### Exercise
Could you write out the records below exactly as they appear?

——

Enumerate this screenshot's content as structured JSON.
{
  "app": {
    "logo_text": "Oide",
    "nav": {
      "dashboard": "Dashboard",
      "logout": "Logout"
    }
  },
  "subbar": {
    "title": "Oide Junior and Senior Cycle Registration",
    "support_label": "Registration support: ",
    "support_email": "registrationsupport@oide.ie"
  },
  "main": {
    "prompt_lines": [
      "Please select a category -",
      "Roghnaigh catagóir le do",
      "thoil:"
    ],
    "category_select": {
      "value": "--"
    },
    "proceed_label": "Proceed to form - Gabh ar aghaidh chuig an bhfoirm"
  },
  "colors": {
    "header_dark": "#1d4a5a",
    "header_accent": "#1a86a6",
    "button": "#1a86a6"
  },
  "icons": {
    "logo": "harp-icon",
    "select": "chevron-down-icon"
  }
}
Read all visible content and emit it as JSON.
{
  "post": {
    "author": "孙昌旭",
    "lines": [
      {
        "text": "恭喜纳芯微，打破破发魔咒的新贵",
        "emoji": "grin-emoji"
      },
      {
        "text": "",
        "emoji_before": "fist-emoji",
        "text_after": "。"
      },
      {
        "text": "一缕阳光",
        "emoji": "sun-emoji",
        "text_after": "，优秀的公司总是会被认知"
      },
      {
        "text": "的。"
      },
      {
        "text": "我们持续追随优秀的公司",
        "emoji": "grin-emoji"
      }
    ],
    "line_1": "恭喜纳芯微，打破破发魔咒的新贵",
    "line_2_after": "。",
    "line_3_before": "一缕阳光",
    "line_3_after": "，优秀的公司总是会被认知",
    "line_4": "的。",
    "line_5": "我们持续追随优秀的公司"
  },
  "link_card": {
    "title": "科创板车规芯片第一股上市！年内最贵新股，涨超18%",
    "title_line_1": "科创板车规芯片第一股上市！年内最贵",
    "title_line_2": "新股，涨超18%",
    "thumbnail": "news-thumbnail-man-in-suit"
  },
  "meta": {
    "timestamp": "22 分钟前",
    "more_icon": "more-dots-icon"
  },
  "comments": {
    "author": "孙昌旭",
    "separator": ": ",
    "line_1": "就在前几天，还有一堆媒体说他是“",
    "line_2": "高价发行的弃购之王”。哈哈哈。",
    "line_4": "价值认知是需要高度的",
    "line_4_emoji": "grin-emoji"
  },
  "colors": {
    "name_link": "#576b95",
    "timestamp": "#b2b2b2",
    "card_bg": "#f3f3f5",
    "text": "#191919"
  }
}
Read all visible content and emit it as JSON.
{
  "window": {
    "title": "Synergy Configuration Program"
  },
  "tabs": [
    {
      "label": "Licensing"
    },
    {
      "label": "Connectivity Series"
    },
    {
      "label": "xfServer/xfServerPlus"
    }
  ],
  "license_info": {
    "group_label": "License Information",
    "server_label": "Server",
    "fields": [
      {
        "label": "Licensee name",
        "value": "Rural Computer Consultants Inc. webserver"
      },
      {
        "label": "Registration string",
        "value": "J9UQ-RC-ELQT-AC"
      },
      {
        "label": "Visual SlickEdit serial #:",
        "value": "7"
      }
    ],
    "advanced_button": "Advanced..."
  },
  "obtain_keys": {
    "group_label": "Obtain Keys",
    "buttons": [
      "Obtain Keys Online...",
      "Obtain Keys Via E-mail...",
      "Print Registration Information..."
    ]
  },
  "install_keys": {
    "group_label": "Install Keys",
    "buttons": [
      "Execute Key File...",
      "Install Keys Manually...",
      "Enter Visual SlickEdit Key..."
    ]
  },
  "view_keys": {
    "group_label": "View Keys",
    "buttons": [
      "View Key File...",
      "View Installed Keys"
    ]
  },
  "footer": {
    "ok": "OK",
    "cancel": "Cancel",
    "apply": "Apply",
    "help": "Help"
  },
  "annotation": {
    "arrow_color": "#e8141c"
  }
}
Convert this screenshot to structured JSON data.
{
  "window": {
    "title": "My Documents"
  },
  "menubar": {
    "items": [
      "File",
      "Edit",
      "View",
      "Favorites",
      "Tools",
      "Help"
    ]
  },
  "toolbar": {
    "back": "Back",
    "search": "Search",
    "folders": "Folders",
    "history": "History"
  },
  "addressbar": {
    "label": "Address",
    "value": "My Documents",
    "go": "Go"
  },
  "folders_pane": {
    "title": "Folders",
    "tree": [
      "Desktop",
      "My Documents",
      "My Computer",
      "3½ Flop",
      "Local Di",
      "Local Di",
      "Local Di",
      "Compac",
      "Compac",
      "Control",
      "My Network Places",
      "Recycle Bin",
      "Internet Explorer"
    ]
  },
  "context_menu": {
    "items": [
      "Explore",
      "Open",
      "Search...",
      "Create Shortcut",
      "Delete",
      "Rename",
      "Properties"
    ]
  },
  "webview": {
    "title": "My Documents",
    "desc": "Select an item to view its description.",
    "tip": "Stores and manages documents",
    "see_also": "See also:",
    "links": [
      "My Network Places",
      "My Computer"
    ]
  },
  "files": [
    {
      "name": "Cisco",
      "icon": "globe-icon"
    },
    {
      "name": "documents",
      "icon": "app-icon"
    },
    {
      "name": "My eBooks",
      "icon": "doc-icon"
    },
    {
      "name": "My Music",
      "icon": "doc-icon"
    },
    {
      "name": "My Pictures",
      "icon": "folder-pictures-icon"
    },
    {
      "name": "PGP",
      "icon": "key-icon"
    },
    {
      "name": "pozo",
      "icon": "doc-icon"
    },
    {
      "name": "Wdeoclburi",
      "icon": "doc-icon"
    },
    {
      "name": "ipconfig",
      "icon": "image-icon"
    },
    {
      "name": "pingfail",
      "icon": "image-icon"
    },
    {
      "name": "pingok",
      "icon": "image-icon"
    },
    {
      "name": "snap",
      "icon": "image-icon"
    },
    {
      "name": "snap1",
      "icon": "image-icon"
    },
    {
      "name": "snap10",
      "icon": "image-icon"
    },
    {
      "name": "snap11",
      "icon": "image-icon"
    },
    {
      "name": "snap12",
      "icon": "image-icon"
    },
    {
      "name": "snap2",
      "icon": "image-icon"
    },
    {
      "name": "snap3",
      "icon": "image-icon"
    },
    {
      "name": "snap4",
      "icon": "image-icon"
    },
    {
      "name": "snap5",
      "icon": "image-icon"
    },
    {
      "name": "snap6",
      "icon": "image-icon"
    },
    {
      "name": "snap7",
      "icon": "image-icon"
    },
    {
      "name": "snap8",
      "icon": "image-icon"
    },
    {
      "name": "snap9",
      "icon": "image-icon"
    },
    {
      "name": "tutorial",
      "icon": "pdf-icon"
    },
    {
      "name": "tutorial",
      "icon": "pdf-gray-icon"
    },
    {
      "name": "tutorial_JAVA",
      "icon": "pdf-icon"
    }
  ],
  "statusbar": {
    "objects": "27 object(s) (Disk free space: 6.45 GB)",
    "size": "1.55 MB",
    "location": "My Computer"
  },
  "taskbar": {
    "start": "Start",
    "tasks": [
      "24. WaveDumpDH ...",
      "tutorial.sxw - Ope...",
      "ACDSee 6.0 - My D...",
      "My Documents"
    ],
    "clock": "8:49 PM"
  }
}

——

### Answer in full
Enumerate this screenshot's content as structured JSON.
{
  "app": {
    "logo_text": "Oide",
    "nav": {
      "dashboard": "Dashboard",
      "logout": "Logout"
    }
  },
  "subbar": {
    "title": "Oide Junior and Senior Cycle Registration",
    "support_label": "Registration support: ",
    "support_email": "registrationsupport@oide.ie"
  },
  "main": {
    "prompt_lines": [
      "Please select a category -",
      "Roghnaigh catagóir le do",
      "thoil:"
    ],
    "category_select": {
      "value": "--"
    },
    "proceed_label": "Proceed to form - Gabh ar aghaidh chuig an bhfoirm"
  },
  "colors": {
    "header_dark": "#1d4a5a",
    "header_accent": "#1a86a6",
    "button": "#1a86a6"
  },
  "icons": {
    "logo": "harp-icon",
    "select": "chevron-down-icon"
  }
}
Read all visible content and emit it as JSON.
{
  "post": {
    "author": "孙昌旭",
    "lines": [
      {
        "text": "恭喜纳芯微，打破破发魔咒的新贵",
        "emoji": "grin-emoji"
      },
      {
        "text": "",
        "emoji_before": "fist-emoji",
        "text_after": "。"
      },
      {
        "text": "一缕阳光",
        "emoji": "sun-emoji",
        "text_after": "，优秀的公司总是会被认知"
      },
      {
        "text": "的。"
      },
      {
        "text": "我们持续追随优秀的公司",
        "emoji": "grin-emoji"
      }
    ],
    "line_1": "恭喜纳芯微，打破破发魔咒的新贵",
    "line_2_after": "。",
    "line_3_before": "一缕阳光",
    "line_3_after": "，优秀的公司总是会被认知",
    "line_4": "的。",
    "line_5": "我们持续追随优秀的公司"
  },
  "link_card": {
    "title": "科创板车规芯片第一股上市！年内最贵新股，涨超18%",
    "title_line_1": "科创板车规芯片第一股上市！年内最贵",
    "title_line_2": "新股，涨超18%",
    "thumbnail": "news-thumbnail-man-in-suit"
  },
  "meta": {
    "timestamp": "22 分钟前",
    "more_icon": "more-dots-icon"
  },
  "comments": {
    "author": "孙昌旭",
    "separator": ": ",
    "line_1": "就在前几天，还有一堆媒体说他是“",
    "line_2": "高价发行的弃购之王”。哈哈哈。",
    "line_4": "价值认知是需要高度的",
    "line_4_emoji": "grin-emoji"
  },
  "colors": {
    "name_link": "#576b95",
    "timestamp": "#b2b2b2",
    "card_bg": "#f3f3f5",
    "text": "#191919"
  }
}
Read all visible content and emit it as JSON.
{
  "window": {
    "title": "Synergy Configuration Program"
  },
  "tabs": [
    {
      "label": "Licensing"
    },
    {
      "label": "Connectivity Series"
    },
    {
      "label": "xfServer/xfServerPlus"
    }
  ],
  "license_info": {
    "group_label": "License Information",
    "server_label": "Server",
    "fields": [
      {
        "label": "Licensee name",
        "value": "Rural Computer Consultants Inc. webserver"
      },
      {
        "label": "Registration string",
        "value": "J9UQ-RC-ELQT-AC"
      },
      {
        "label": "Visual SlickEdit serial #:",
        "value": "7"
      }
    ],
    "advanced_button": "Advanced..."
  },
  "obtain_keys": {
    "group_label": "Obtain Keys",
    "buttons": [
      "Obtain Keys Online...",
      "Obtain Keys Via E-mail...",
      "Print Registration Information..."
    ]
  },
  "install_keys": {
    "group_label": "Install Keys",
    "buttons": [
      "Execute Key File...",
      "Install Keys Manually...",
      "Enter Visual SlickEdit Key..."
    ]
  },
  "view_keys": {
    "group_label": "View Keys",
    "buttons": [
      "View Key File...",
      "View Installed Keys"
    ]
  },
  "footer": {
    "ok": "OK",
    "cancel": "Cancel",
    "apply": "Apply",
    "help": "Help"
  },
  "annotation": {
    "arrow_color": "#e8141c"
  }
}
Convert this screenshot to structured JSON data.
{
  "window": {
    "title": "My Documents"
  },
  "menubar": {
    "items": [
      "File",
      "Edit",
      "View",
      "Favorites",
      "Tools",
      "Help"
    ]
  },
  "toolbar": {
    "back": "Back",
    "search": "Search",
    "folders": "Folders",
    "history": "History"
  },
  "addressbar": {
    "label": "Address",
    "value": "My Documents",
    "go": "Go"
  },
  "folders_pane": {
    "title": "Folders",
    "tree": [
      "Desktop",
      "My Documents",
      "My Computer",
      "3½ Flop",
      "Local Di",
      "Local Di",
      "Local Di",
      "Compac",
      "Compac",
      "Control",
      "My Network Places",
      "Recycle Bin",
      "Internet Explorer"
    ]
  },
  "context_menu": {
    "items": [
      "Explore",
      "Open",
      "Search...",
      "Create Shortcut",
      "Delete",
      "Rename",
      "Properties"
    ]
  },
  "webview": {
    "title": "My Documents",
    "desc": "Select an item to view its description.",
    "tip": "Stores and manages documents",
    "see_also": "See also:",
    "links": [
      "My Network Places",
      "My Computer"
    ]
  },
  "files": [
    {
      "name": "Cisco",
      "icon": "globe-icon"
    },
    {
      "name": "documents",
      "icon": "app-icon"
    },
    {
      "name": "My eBooks",
      "icon": "doc-icon"
    },
    {
      "name": "My Music",
      "icon": "doc-icon"
    },
    {
      "name": "My Pictures",
      "icon": "folder-pictures-icon"
    },
    {
      "name": "PGP",
      "icon": "key-icon"
    },
    {
      "name": "pozo",
      "icon": "doc-icon"
    },
    {
      "name": "Wdeoclburi",
      "icon": "doc-icon"
    },
    {
      "name": "ipconfig",
      "icon": "image-icon"
    },
    {
      "name": "pingfail",
      "icon": "image-icon"
    },
    {
      "name": "pingok",
      "icon": "image-icon"
    },
    {
      "name": "snap",
      "icon": "image-icon"
    },
    {
      "name": "snap1",
      "icon": "image-icon"
    },
    {
      "name": "snap10",
      "icon": "image-icon"
    },
    {
      "name": "snap11",
      "icon": "image-icon"
    },
    {
      "name": "snap12",
      "icon": "image-icon"
    },
    {
      "name": "snap2",
      "icon": "image-icon"
    },
    {
      "name": "snap3",
      "icon": "image-icon"
    },
    {
      "name": "snap4",
      "icon": "image-icon"
    },
    {
      "name": "snap5",
      "icon": "image-icon"
    },
    {
      "name": "snap6",
      "icon": "image-icon"
    },
    {
      "name": "snap7",
      "icon": "image-icon"
    },
    {
      "name": "snap8",
      "icon": "image-icon"
    },
    {
      "name": "snap9",
      "icon": "image-icon"
    },
    {
      "name": "tutorial",
      "icon": "pdf-icon"
    },
    {
      "name": "tutorial",
      "icon": "pdf-gray-icon"
    },
    {
      "name": "tutorial_JAVA",
      "icon": "pdf-icon"
    }
  ],
  "statusbar": {
    "objects": "27 object(s) (Disk free space: 6.45 GB)",
    "size": "1.55 MB",
    "location": "My Computer"
  },
  "taskbar": {
    "start": "Start",
    "tasks": [
      "24. WaveDumpDH ...",
      "tutorial.sxw - Ope...",
      "ACDSee 6.0 - My D...",
      "My Documents"
    ],
    "clock": "8:49 PM"
  }
}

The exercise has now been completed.